● **Work to do**
The exercise asks for every line of the data to be reproduced exactly.

● **Data provided**
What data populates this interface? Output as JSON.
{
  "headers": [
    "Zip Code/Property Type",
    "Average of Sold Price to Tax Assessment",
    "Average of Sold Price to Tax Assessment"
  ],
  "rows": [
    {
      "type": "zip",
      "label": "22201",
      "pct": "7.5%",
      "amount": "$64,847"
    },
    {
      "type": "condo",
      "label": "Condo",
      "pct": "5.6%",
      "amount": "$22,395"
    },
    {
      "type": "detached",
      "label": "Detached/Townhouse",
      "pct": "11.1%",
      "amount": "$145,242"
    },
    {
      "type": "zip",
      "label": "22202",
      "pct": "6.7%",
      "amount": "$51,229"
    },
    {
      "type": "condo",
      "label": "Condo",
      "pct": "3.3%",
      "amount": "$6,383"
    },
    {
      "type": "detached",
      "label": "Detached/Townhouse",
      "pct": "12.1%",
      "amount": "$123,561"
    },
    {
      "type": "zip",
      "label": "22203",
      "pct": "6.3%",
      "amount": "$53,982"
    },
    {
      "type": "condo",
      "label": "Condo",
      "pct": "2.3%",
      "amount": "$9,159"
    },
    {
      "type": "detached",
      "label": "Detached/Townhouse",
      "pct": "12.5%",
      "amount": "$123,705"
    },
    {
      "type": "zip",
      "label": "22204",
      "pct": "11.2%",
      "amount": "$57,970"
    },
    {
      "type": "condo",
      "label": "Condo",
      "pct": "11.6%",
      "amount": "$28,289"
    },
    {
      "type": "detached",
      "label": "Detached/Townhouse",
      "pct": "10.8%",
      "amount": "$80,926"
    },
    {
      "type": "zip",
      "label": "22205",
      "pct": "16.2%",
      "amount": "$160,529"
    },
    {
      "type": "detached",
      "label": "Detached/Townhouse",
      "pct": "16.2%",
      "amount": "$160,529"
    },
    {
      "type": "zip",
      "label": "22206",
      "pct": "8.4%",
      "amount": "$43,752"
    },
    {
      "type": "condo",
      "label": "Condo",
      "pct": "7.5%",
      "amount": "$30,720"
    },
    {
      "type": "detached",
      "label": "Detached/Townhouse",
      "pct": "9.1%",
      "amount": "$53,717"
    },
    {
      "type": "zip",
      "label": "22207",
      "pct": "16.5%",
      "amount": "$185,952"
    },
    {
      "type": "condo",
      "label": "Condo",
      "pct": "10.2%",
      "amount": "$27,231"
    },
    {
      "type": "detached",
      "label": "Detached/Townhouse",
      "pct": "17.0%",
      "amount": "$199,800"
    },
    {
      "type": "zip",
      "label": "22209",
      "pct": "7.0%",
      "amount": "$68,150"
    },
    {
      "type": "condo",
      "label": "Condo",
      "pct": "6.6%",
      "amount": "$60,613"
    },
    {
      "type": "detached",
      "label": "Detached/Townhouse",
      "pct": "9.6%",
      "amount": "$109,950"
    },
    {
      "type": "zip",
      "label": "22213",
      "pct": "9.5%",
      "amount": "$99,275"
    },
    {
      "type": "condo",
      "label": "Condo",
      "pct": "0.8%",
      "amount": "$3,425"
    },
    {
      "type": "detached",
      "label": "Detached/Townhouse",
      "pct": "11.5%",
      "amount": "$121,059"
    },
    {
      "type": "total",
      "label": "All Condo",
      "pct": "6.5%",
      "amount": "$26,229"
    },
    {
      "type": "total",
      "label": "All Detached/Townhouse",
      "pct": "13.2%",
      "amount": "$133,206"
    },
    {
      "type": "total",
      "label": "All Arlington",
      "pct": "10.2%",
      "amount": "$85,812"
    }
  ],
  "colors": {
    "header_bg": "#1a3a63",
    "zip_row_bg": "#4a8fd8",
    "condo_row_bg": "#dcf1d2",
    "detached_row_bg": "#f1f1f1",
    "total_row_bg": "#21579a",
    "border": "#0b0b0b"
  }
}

● **Solution to the problem**
What data populates this interface? Output as JSON.
{
  "headers": [
    "Zip Code/Property Type",
    "Average of Sold Price to Tax Assessment",
    "Average of Sold Price to Tax Assessment"
  ],
  "rows": [
    {
      "type": "zip",
      "label": "22201",
      "pct": "7.5%",
      "amount": "$64,847"
    },
    {
      "type": "condo",
      "label": "Condo",
      "pct": "5.6%",
      "amount": "$22,395"
    },
    {
      "type": "detached",
      "label": "Detached/Townhouse",
      "pct": "11.1%",
      "amount": "$145,242"
    },
    {
      "type": "zip",
      "label": "22202",
      "pct": "6.7%",
      "amount": "$51,229"
    },
    {
      "type": "condo",
      "label": "Condo",
      "pct": "3.3%",
      "amount": "$6,383"
    },
    {
      "type": "detached",
      "label": "Detached/Townhouse",
      "pct": "12.1%",
      "amount": "$123,561"
    },
    {
      "type": "zip",
      "label": "22203",
      "pct": "6.3%",
      "amount": "$53,982"
    },
    {
      "type": "condo",
      "label": "Condo",
      "pct": "2.3%",
      "amount": "$9,159"
    },
    {
      "type": "detached",
      "label": "Detached/Townhouse",
      "pct": "12.5%",
      "amount": "$123,705"
    },
    {
      "type": "zip",
      "label": "22204",
      "pct": "11.2%",
      "amount": "$57,970"
    },
    {
      "type": "condo",
      "label": "Condo",
      "pct": "11.6%",
      "amount": "$28,289"
    },
    {
      "type": "detached",
      "label": "Detached/Townhouse",
      "pct": "10.8%",
      "amount": "$80,926"
    },
    {
      "type": "zip",
      "label": "22205",
      "pct": "16.2%",
      "amount": "$160,529"
    },
    {
      "type": "detached",
      "label": "Detached/Townhouse",
      "pct": "16.2%",
      "amount": "$160,529"
    },
    {
      "type": "zip",
      "label": "22206",
      "pct": "8.4%",
      "amount": "$43,752"
    },
    {
      "type": "condo",
      "label": "Condo",
      "pct": "7.5%",
      "amount": "$30,720"
    },
    {
      "type": "detached",
      "label": "Detached/Townhouse",
      "pct": "9.1%",
      "amount": "$53,717"
    },
    {
      "type": "zip",
      "label": "22207",
      "pct": "16.5%",
      "amount": "$185,952"
    },
    {
      "type": "condo",
      "label": "Condo",
      "pct": "10.2%",
      "amount": "$27,231"
    },
    {
      "type": "detached",
      "label": "Detached/Townhouse",
      "pct": "17.0%",
      "amount": "$199,800"
    },
    {
      "type": "zip",
      "label": "22209",
      "pct": "7.0%",
      "amount": "$68,150"
    },
    {
      "type": "condo",
      "label": "Condo",
      "pct": "6.6%",
      "amount": "$60,613"
    },
    {
      "type": "detached",
      "label": "Detached/Townhouse",
      "pct": "9.6%",
      "amount": "$109,950"
    },
    {
      "type": "zip",
      "label": "22213",
      "pct": "9.5%",
      "amount": "$99,275"
    },
    {
      "type": "condo",
      "label": "Condo",
      "pct": "0.8%",
      "amount": "$3,425"
    },
    {
      "type": "detached",
      "label": "Detached/Townhouse",
      "pct": "11.5%",
      "amount": "$121,059"
    },
    {
      "type": "total",
      "label": "All Condo",
      "pct": "6.5%",
      "amount": "$26,229"
    },
    {
      "type": "total",
      "label": "All Detached/Townhouse",
      "pct": "13.2%",
      "amount": "$133,206"
    },
    {
      "type": "total",
      "label": "All Arlington",
      "pct": "10.2%",
      "amount": "$85,812"
    }
  ],
  "colors": {
    "header_bg": "#1a3a63",
    "zip_row_bg": "#4a8fd8",
    "condo_row_bg": "#dcf1d2",
    "detached_row_bg": "#f1f1f1",
    "total_row_bg": "#21579a",
    "border": "#0b0b0b"
  }
}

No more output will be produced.